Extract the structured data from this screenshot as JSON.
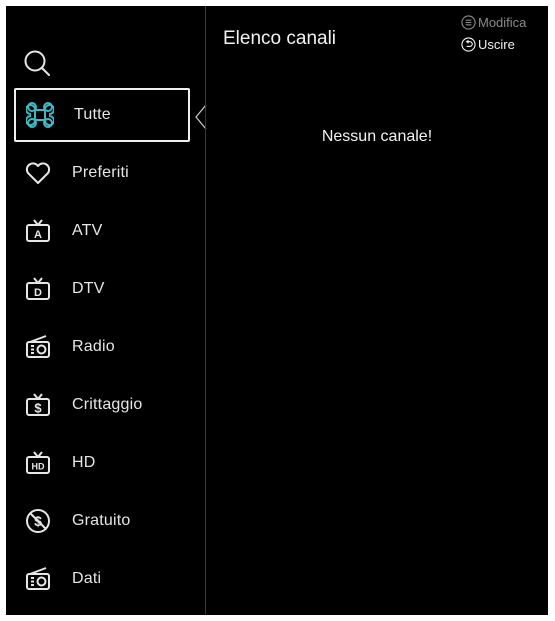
* * *
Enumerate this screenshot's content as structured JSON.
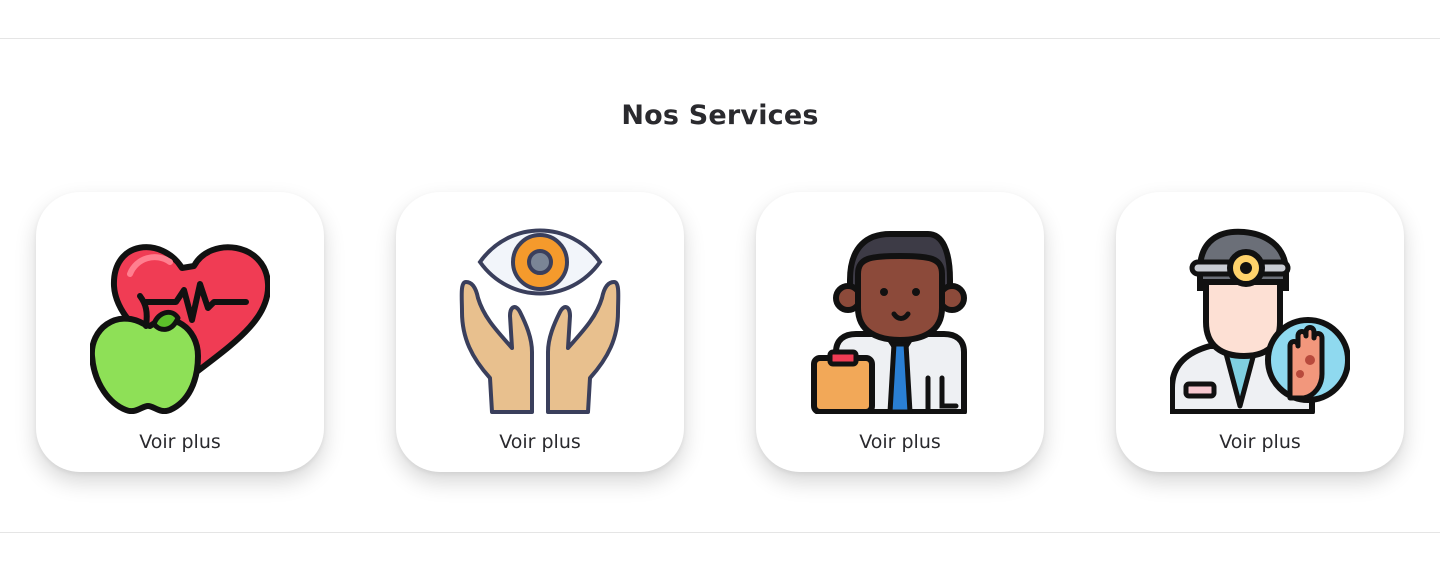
--
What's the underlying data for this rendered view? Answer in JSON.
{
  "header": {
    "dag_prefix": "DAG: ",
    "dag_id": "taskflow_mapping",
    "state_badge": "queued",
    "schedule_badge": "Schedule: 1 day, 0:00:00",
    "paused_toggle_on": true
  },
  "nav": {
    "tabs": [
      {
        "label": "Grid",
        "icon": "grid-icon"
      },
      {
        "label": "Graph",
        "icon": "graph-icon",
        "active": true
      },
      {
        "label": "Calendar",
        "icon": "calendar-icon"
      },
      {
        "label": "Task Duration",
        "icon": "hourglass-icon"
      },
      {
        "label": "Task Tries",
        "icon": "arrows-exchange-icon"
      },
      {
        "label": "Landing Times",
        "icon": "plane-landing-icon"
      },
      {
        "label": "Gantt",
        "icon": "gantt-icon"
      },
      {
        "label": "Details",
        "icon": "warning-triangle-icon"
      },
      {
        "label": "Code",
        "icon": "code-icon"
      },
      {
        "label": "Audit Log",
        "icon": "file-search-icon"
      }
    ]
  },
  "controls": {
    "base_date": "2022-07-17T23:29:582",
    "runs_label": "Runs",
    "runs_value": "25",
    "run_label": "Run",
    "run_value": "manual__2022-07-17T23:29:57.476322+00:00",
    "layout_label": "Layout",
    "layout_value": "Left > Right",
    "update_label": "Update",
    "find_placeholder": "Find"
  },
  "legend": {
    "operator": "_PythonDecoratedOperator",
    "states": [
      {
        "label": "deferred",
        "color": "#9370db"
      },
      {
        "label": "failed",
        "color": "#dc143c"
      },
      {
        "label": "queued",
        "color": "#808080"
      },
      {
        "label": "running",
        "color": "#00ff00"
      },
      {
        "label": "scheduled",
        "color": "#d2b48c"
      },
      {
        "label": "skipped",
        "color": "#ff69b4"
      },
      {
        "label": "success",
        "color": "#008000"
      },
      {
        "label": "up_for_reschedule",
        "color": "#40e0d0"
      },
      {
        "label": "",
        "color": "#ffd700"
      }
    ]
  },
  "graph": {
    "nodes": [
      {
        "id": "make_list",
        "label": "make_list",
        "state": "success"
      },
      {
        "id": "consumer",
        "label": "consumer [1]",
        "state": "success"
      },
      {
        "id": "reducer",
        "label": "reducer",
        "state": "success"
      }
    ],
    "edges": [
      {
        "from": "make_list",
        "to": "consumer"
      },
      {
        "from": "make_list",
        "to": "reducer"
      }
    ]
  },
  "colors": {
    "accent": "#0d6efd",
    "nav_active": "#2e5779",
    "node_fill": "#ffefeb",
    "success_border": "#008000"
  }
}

What you are asked to do
Search the data for "structured" and list every line in which it occurs.

Answer for the task
Extract the structured data from this screenshot as JSON.
Enumerate this screenshot's content as structured JSON.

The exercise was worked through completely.